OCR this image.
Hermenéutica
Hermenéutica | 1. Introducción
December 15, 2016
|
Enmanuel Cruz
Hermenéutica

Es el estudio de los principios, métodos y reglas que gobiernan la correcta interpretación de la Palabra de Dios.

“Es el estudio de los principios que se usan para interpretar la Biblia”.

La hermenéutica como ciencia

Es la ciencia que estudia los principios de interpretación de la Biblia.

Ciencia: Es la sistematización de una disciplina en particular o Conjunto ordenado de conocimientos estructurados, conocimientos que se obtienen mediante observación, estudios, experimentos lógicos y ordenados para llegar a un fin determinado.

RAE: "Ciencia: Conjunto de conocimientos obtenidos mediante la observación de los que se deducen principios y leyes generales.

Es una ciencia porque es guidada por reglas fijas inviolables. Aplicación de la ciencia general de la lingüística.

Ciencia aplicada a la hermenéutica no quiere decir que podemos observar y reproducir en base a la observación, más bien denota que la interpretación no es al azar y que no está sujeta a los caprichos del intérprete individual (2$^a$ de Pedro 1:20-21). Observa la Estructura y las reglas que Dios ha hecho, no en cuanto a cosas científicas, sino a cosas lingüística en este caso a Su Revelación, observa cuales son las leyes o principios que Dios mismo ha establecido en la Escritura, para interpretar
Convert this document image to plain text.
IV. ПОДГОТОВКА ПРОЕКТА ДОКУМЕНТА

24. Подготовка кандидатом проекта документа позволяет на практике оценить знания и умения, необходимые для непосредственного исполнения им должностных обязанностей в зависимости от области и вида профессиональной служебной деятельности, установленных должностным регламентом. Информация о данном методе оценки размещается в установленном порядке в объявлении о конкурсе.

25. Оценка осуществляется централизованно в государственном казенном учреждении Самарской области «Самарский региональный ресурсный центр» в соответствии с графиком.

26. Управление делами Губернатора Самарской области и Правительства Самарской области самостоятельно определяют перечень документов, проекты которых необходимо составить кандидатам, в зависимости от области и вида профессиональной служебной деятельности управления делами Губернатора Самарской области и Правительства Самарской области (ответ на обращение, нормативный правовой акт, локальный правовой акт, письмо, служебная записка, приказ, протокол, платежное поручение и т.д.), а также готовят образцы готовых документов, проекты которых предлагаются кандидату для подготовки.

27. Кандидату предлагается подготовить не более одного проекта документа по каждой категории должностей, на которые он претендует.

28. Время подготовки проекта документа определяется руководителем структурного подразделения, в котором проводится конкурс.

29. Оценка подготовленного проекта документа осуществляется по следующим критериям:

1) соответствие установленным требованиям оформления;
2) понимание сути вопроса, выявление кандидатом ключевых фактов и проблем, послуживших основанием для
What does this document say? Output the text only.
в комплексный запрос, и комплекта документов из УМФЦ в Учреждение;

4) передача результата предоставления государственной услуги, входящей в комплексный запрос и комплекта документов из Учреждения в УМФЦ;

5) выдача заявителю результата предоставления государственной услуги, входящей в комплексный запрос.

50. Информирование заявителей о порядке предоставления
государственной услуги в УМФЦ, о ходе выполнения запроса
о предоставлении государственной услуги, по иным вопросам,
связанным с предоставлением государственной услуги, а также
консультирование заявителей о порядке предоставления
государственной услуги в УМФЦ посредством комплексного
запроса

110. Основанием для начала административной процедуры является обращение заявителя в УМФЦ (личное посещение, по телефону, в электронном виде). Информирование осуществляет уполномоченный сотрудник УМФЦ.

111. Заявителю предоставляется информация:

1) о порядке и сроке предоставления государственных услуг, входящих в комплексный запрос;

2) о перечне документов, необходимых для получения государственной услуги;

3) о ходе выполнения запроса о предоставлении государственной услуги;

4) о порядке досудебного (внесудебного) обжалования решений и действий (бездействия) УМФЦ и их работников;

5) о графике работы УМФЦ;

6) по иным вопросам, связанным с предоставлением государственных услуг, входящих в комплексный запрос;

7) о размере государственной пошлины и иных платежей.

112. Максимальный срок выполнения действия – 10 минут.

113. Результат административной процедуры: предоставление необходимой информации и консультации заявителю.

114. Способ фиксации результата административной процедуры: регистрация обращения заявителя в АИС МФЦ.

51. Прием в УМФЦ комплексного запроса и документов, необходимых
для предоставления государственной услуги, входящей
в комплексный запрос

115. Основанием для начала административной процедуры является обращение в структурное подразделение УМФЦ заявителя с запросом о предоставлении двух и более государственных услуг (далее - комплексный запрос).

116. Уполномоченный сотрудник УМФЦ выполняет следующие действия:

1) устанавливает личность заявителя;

◇ ◇ ◇

● What you should do
Count the lines in the material above where the string "lingüística" appears, then state only that count.

● Final result
2